— Begin PROVIDED MATERIAL —
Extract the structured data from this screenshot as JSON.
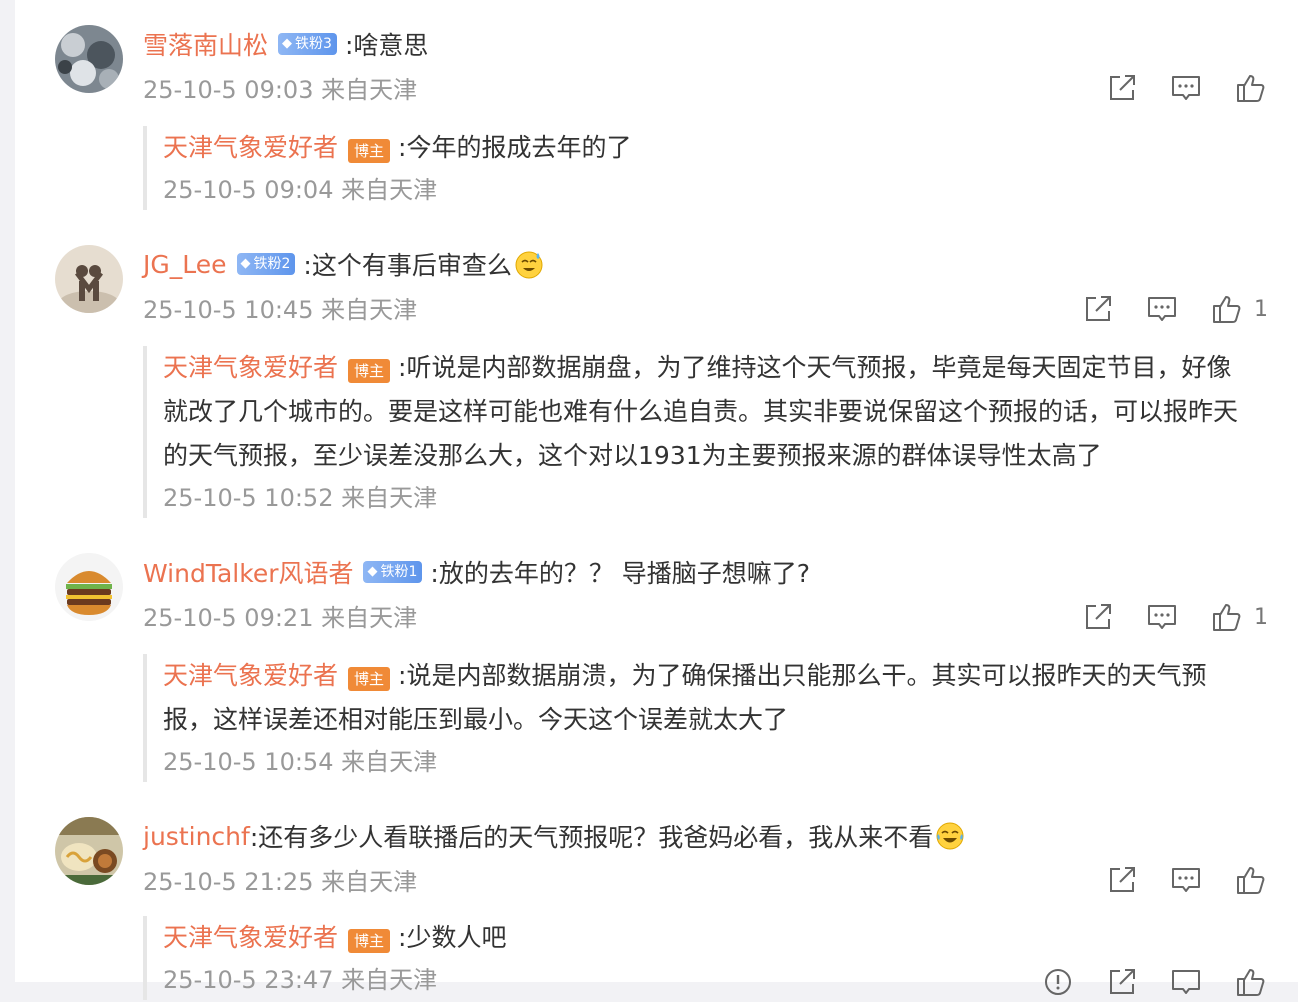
{
  "comments": [
    {
      "user": "雪落南山松",
      "fan_badge": "铁粉3",
      "text": ":啥意思",
      "meta": "25-10-5 09:03 来自天津",
      "likes": "",
      "reply": {
        "user": "天津气象爱好者",
        "badge": "博主",
        "text": ":今年的报成去年的了",
        "meta": "25-10-5 09:04 来自天津"
      }
    },
    {
      "user": "JG_Lee",
      "fan_badge": "铁粉2",
      "text": ":这个有事后审查么",
      "meta": "25-10-5 10:45 来自天津",
      "likes": "1",
      "reply": {
        "user": "天津气象爱好者",
        "badge": "博主",
        "text": ":听说是内部数据崩盘，为了维持这个天气预报，毕竟是每天固定节目，好像就改了几个城市的。要是这样可能也难有什么追自责。其实非要说保留这个预报的话，可以报昨天的天气预报，至少误差没那么大，这个对以1931为主要预报来源的群体误导性太高了",
        "meta": "25-10-5 10:52 来自天津"
      }
    },
    {
      "user": "WindTalker风语者",
      "fan_badge": "铁粉1",
      "text": ":放的去年的？？ 导播脑子想嘛了?",
      "meta": "25-10-5 09:21 来自天津",
      "likes": "1",
      "reply": {
        "user": "天津气象爱好者",
        "badge": "博主",
        "text": ":说是内部数据崩溃，为了确保播出只能那么干。其实可以报昨天的天气预报，这样误差还相对能压到最小。今天这个误差就太大了",
        "meta": "25-10-5 10:54 来自天津"
      }
    },
    {
      "user": "justinchf",
      "fan_badge": "",
      "text": ":还有多少人看联播后的天气预报呢？我爸妈必看，我从来不看",
      "meta": "25-10-5 21:25 来自天津",
      "likes": "",
      "reply": {
        "user": "天津气象爱好者",
        "badge": "博主",
        "text": ":少数人吧",
        "meta": "25-10-5 23:47 来自天津"
      }
    }
  ],
  "icons": {
    "share": "share-icon",
    "comment": "comment-icon",
    "like": "thumbs-up-icon",
    "emoji_sweat": "sweat-smile-emoji",
    "emoji_laugh": "laugh-cry-emoji"
  },
  "colors": {
    "username": "#eb7350",
    "host_badge": "#f08a37",
    "fan_badge": "#6a9ff0",
    "meta": "#999999",
    "background": "#f2f2f5"
  }
}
— End PROVIDED MATERIAL —
- [TASK GOAL]: Search the entries for the word "text", then gather every line that has it.

- [EXERCISE ANSWER]:
      "text": ":啥意思",
        "text": ":今年的报成去年的了",
      "text": ":这个有事后审查么",
        "text": ":听说是内部数据崩盘，为了维持这个天气预报，毕竟是每天固定节目，好像就改了几个城市的。要是这样可能也难有什么追自责。其实非要说保留这个预报的话，可以报昨天的天气预报，至少误差没那么大，这个对以1931为主要预报来源的群体误导性太高了",
      "text": ":放的去年的？？ 导播脑子想嘛了?",
        "text": ":说是内部数据崩溃，为了确保播出只能那么干。其实可以报昨天的天气预报，这样误差还相对能压到最小。今天这个误差就太大了",
      "text": ":还有多少人看联播后的天气预报呢？我爸妈必看，我从来不看",
        "text": ":少数人吧",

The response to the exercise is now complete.